Retype the listing that follows, exactly as written.

## Begin Record set

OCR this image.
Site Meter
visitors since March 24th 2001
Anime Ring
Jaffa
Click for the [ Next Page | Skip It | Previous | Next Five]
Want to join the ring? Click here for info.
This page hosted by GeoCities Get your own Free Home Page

## End Record set

• _Exercise solution_
OCR this image.
Site Meter
visitors since March 24th 2001
Anime Ring
Jaffa
Click for the [ Next Page | Skip It | Previous | Next Five]
Want to join the ring? Click here for info.
This page hosted by GeoCities Get your own Free Home Page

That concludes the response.